> Data for this task:
____________

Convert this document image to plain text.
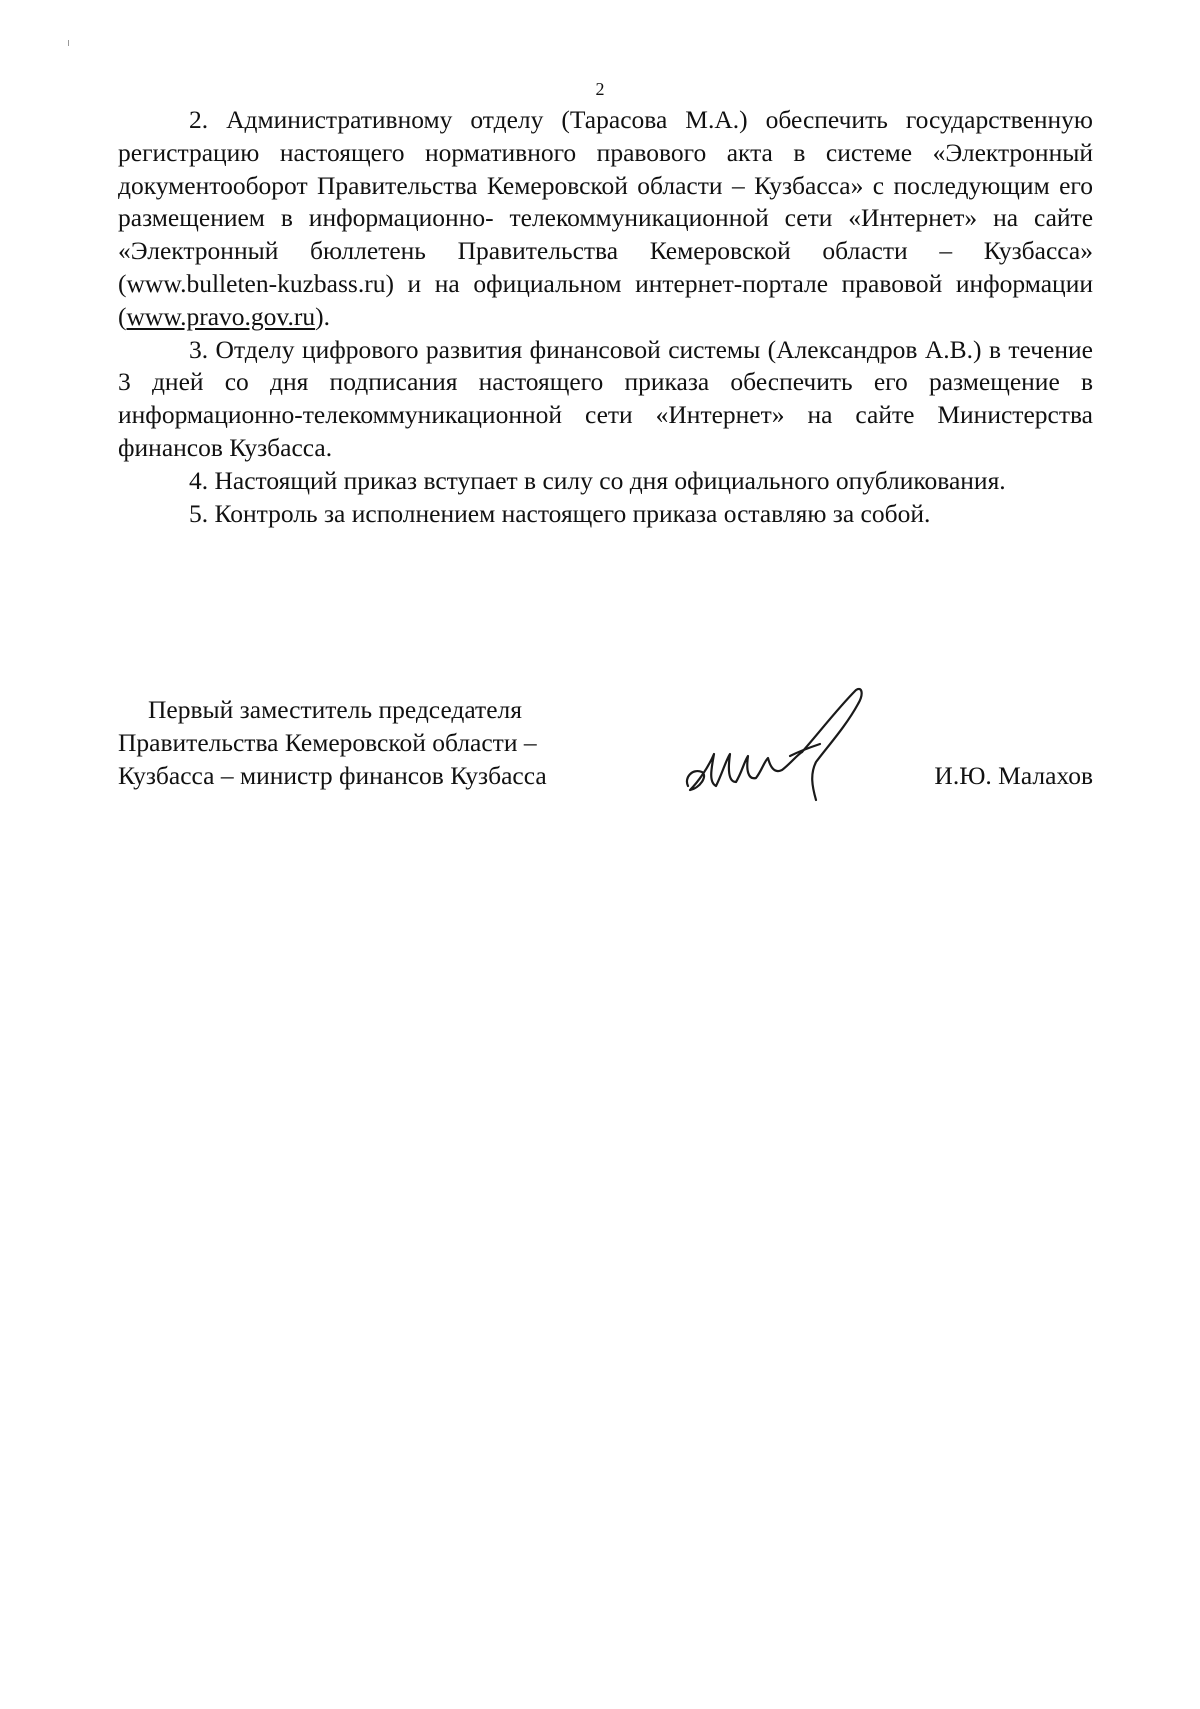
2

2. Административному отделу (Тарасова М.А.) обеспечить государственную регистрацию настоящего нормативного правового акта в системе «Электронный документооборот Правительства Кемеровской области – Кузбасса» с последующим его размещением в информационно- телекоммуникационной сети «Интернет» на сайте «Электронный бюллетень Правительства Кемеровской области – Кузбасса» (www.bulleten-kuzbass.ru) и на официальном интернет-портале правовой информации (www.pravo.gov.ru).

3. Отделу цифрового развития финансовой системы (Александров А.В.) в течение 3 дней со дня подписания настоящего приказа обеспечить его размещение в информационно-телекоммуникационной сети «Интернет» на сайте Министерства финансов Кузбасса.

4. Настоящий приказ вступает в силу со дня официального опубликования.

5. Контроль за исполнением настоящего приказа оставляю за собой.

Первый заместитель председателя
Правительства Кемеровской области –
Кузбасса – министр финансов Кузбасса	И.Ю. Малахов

____________

> Written task: List the lines of the entries that include "Интернет".

> Answer in full:
2. Административному отделу (Тарасова М.А.) обеспечить государственную регистрацию настоящего нормативного правового акта в системе «Электронный документооборот Правительства Кемеровской области – Кузбасса» с последующим его размещением в информационно- телекоммуникационной сети «Интернет» на сайте «Электронный бюллетень Правительства Кемеровской области – Кузбасса» (www.bulleten-kuzbass.ru) и на официальном интернет-портале правовой информации (www.pravo.gov.ru).
3. Отделу цифрового развития финансовой системы (Александров А.В.) в течение 3 дней со дня подписания настоящего приказа обеспечить его размещение в информационно-телекоммуникационной сети «Интернет» на сайте Министерства финансов Кузбасса.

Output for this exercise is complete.